*PAGE TEXT:*
•••

Developer Blog

AI / Deep Learning | Data Science |

Improving Apache Spark Performance and Reducing Costs with Amazon EMR and NVIDIA

Apache Spark has emerged as the standard framework for large-scale, distributed, data analytics processing. NVIDIA worked with the Apache Spark community to accelerate the world’s most popular data analytics framework and to offer revolutionary GPU acceleration on several leading platforms, including Google Cloud, Databricks, and Cloudera. Now, Amazon EMR joins the list of leading platforms, making it easy and cost-effective for you to launch scalable, cloud-managed Apache Spark clusters with NVIDIA GPU acceleration. 

This post shares how to combine the powers of Apache Spark 3, EMR, and NVIDIA GPUs, to improve performance and reduce costs to process and analyze vast amounts of data. In this post, you learn about the following:

  • Speeding up data processing and machine learning with Apache Spark, EMR, the RAPIDS Accelerator for Apache Spark, and NVIDIA GPU instances
  • Performance comparisons for using EMR, Spark, the RAPIDS Accelerator for Apache Spark, and NVIDIA GPUs compared to CPUs
  • Creating an EMR cluster with Spark, the RAPIDS Accelerator, and NVIDIA GPUs in a few clicks
  • Setting up Jupyter or Zeppelin notebooks and importing GPU-accelerated Spark examples
Diagram shows data sources interacting with Spark -orchestrated data preparation and model training on a GPU-powered cluster (Spark, XGBoost, TensorFlow, PyTorch).
Figure 1. Apache Spark 3.0 accelerated end-to-end data preparation and model training.

Speeding up data processing and machine learning with Apache Spark and NVIDIA GPUs

GPUs, with their massively parallel architecture, are driving the advancement of deep learning (DL) and machine learning (ML) model training in the past several years. With GPUs, you can exploit data parallelism through columnar data processing instead of traditional row-based reading designed initially for CPUs. This provides higher performance and cost savings.

Apache Spark 3.0 represents a key milestone in this advancement, combining GPU acceleration with large-scale distributed data processing and analytics. Spark 3.0 can now schedule GPU-accelerated ML and DL applications on Spark clusters with GPUs. Also, when combined with the RAPIDS Accelerator for Apache Spark, Spark can now accelerate SQL and DataFrame data processing with GPUs without code changes.

•••

*DATA ROWS:*
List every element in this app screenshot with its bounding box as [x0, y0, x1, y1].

•••

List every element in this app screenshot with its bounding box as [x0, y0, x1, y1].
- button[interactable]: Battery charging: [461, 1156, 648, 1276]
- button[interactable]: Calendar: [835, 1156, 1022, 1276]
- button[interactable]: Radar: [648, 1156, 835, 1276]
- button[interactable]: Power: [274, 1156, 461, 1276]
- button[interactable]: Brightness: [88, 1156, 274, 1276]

•••

*REQUIRED ACTIONS:*
• a. List the platforms that the Apache Spark blog post above names as already offering NVIDIA GPU acceleration before Amazon EMR joined them.
• b. According to the Spark and NVIDIA blog post, what kinds of data processing can Spark speed up with GPUs, without code changes, when combined with the RAPIDS Accelerator?
• c. Take the blog post on Spark performance with Amazon EMR and NVIDIA further, picking up right after its last sentence.

*ANSWERS BY TASK:*
• a. Google Cloud, Databricks, Cloudera

• b. SQL and DataFrame data processing.

• c.
The RAPIDS Accelerator for Apache Spark combines the power of the RAPIDS library and the scale of the Spark distributed computing framework. In addition, RAPIDS integration with XGBoost, and other ML/DL frameworks enables the acceleration of model training and tuning. This allows data scientists and ML engineers to have a unified, GPU-accelerated pipeline for ETL and analytics, while ML and DL applications leverage the same GPU infrastructure, removing bottlenecks, increasing performance, and simplifying clusters.

Diagram shows accelerated Spark components and ML layered on top of RAPIDS and a GPU-accelerated Infrastructure.
Figure 2. Apache Spark accelerated end-to-end AI platform stack.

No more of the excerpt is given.